Extract provided:
========================================

It's been 6 days since we parted and I swear that I haven't shed a single tear. I am so strong. I am so brave. I am so strong. etc etc etc. As they say, "Non c'e istinto pari a quello del cuore". For now, life goes on and we will be closer very soon :)

Back to reality. Now I live life like my dear friend Edie (below) minus the drugs. So carefree, giggling more than ever and doing the bits and bobs of youth. Till May..... No work = FUN.

Monday stress? work traffic?? blehhh..... I am going out of town for a Spa day tommorrow... whooop whooooop!!

I have something to else to totally brag about:

THE WORLD'S BEST LASAGNA IS FRESH OUT OF THE OVEN!!!!!!


I MADE IT. EVERYBODY LOVEEEEEEEEED IT. HAPPY EASTER!!!!!!!

I stole the groundbreaking recipe from sayang who only makes the best. I am just a humble apprentice. Shhhh...

Thursday, March 13, 2008

Ubriaco


Crooning on my STEREO:
Nuova Ossessione by SUBSONICA

Sorry for being so slack at blogging lately. I am totally on holiday and will continue to do so until kingdom come.

I came to a terrible realisation that OMG my alcohol tolerance has gone down to an embarassing level. I am trying to recall but I was certain that last night I consumed the following:

4 Vodka cocktails mixed with god knows what.
3 terrible tequila shots back to back.
1 rum mix with whatever coke I think. I dont even remember ordering it. Or I probably grabbed it from a stranger.



And had a total mental blackout at 4am. But I was somewhat sober enough to beat up potential perverts on the street.

BUT, DAMN, THATS SO LITTLE!!!!! I WAS BETTER, I SWEAR!!

2 years back when I was a student here I was able to hold up to 4 glasses pure vodkas, another 2 with red bull and 5 beers before landing in the toilet speaking posessed Italian. Those were my glory days.

========================================

Input records:
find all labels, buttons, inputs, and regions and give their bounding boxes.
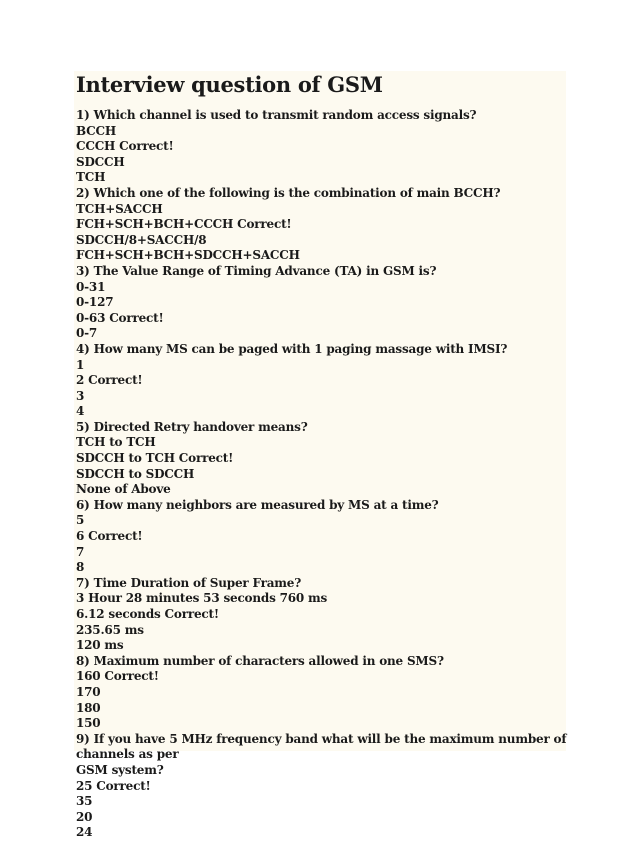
- text-line: 0-31: [76, 279, 106, 294]
- text-line: CCCH Correct!: [76, 139, 174, 154]
- text-line: 9) If you have 5 MHz frequency band what will be the maximum number of: [76, 731, 567, 746]
- text-line: FCH+SCH+BCH+SDCCH+SACCH: [76, 248, 300, 263]
- text-line: BCCH: [76, 123, 117, 138]
- text-line: TCH+SACCH: [76, 201, 163, 216]
- text-line: 1: [76, 357, 85, 372]
- text-line: 2) Which one of the following is the combination of main BCCH?: [76, 185, 501, 200]
- text-line: 3) The Value Range of Timing Advance (TA) in GSM is?: [76, 263, 437, 278]
- text-line: 24: [76, 825, 93, 840]
- text-line: 8: [76, 560, 85, 575]
- page-title: Interview question of GSM: [76, 72, 383, 97]
- text-line: SDCCH to SDCCH: [76, 466, 195, 481]
- text-line: 7: [76, 544, 85, 559]
- text-line: 5) Directed Retry handover means?: [76, 419, 308, 434]
- text-line: TCH: [76, 170, 106, 185]
- text-line: None of Above: [76, 482, 171, 497]
- text-line: 160 Correct!: [76, 669, 159, 684]
- text-line: channels as per: [76, 747, 179, 762]
- text-line: 7) Time Duration of Super Frame?: [76, 575, 302, 590]
- text-line: 0-63 Correct!: [76, 310, 164, 325]
- text-line: GSM system?: [76, 762, 164, 777]
- text-line: 235.65 ms: [76, 622, 144, 637]
- text-line: 0-127: [76, 295, 114, 310]
- text-line: 20: [76, 809, 93, 824]
- text-line: 180: [76, 700, 101, 715]
- text-line: SDCCH: [76, 154, 125, 169]
- text-line: 5: [76, 513, 85, 528]
- text-line: 35: [76, 794, 93, 809]
- text-line: 120 ms: [76, 638, 124, 653]
- text-line: SDCCH to TCH Correct!: [76, 451, 234, 466]
- text-line: 4) How many MS can be paged with 1 paging massage with IMSI?: [76, 341, 508, 356]
- text-line: 3: [76, 388, 85, 403]
- text-line: 6) How many neighbors are measured by MS at a time?: [76, 497, 439, 512]
- question-list: [76, 108, 567, 841]
- text-line: 6 Correct!: [76, 529, 143, 544]
- text-line: SDCCH/8+SACCH/8: [76, 232, 207, 247]
- text-line: 4: [76, 404, 85, 419]
- text-line: 6.12 seconds Correct!: [76, 607, 219, 621]
- text-line: 3 Hour 28 minutes 53 seconds 760 ms: [76, 591, 328, 606]
- text-line: 1) Which channel is used to transmit random access signals?: [76, 108, 477, 122]
- text-line: FCH+SCH+BCH+CCCH Correct!: [76, 217, 292, 232]
- text-line: 170: [76, 684, 101, 699]
- text-line: 25 Correct!: [76, 778, 151, 793]
- text-line: 150: [76, 716, 101, 731]
- text-line: 2 Correct!: [76, 373, 143, 388]
- text-line: 0-7: [76, 326, 98, 341]
- text-line: 8) Maximum number of characters allowed in one SMS?: [76, 653, 444, 668]
- text-line: TCH to TCH: [76, 435, 156, 450]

========================================

Short problem 1: Repeat back a passage from the blog post verbatim, starting at "I came to a" and ending at "from a stranger.".
Short problem 2: Duplicate the lines of the records verbatim, starting at the line that contains "- text-line: 0-31: [76, 279, 106, 294]" and ending at the line that contains "- question-list: [76, 108, 567, 841]", with both of those lines included.
The blog post and the records are unrelated pieces of material.

Written response 1:
I came to a terrible realisation that OMG my alcohol tolerance has gone down to an embarassing level. I am trying to recall but I was certain that last night I consumed the following:

4 Vodka cocktails mixed with god knows what.
3 terrible tequila shots back to back.
1 rum mix with whatever coke I think. I dont even remember ordering it. Or I probably grabbed it from a stranger.

Written response 2:
- text-line: 0-31: [76, 279, 106, 294]
- text-line: CCCH Correct!: [76, 139, 174, 154]
- text-line: 9) If you have 5 MHz frequency band what will be the maximum number of: [76, 731, 567, 746]
- text-line: FCH+SCH+BCH+SDCCH+SACCH: [76, 248, 300, 263]
- text-line: BCCH: [76, 123, 117, 138]
- text-line: TCH+SACCH: [76, 201, 163, 216]
- text-line: 1: [76, 357, 85, 372]
- text-line: 2) Which one of the following is the combination of main BCCH?: [76, 185, 501, 200]
- text-line: 3) The Value Range of Timing Advance (TA) in GSM is?: [76, 263, 437, 278]
- text-line: 24: [76, 825, 93, 840]
- text-line: 8: [76, 560, 85, 575]
- page-title: Interview question of GSM: [76, 72, 383, 97]
- text-line: SDCCH to SDCCH: [76, 466, 195, 481]
- text-line: 7: [76, 544, 85, 559]
- text-line: 5) Directed Retry handover means?: [76, 419, 308, 434]
- text-line: TCH: [76, 170, 106, 185]
- text-line: None of Above: [76, 482, 171, 497]
- text-line: 160 Correct!: [76, 669, 159, 684]
- text-line: channels as per: [76, 747, 179, 762]
- text-line: 7) Time Duration of Super Frame?: [76, 575, 302, 590]
- text-line: 0-63 Correct!: [76, 310, 164, 325]
- text-line: GSM system?: [76, 762, 164, 777]
- text-line: 235.65 ms: [76, 622, 144, 637]
- text-line: 0-127: [76, 295, 114, 310]
- text-line: 20: [76, 809, 93, 824]
- text-line: 180: [76, 700, 101, 715]
- text-line: SDCCH: [76, 154, 125, 169]
- text-line: 5: [76, 513, 85, 528]
- text-line: 35: [76, 794, 93, 809]
- text-line: 120 ms: [76, 638, 124, 653]
- text-line: SDCCH to TCH Correct!: [76, 451, 234, 466]
- text-line: 4) How many MS can be paged with 1 paging massage with IMSI?: [76, 341, 508, 356]
- text-line: 3: [76, 388, 85, 403]
- text-line: 6) How many neighbors are measured by MS at a time?: [76, 497, 439, 512]
- question-list: [76, 108, 567, 841]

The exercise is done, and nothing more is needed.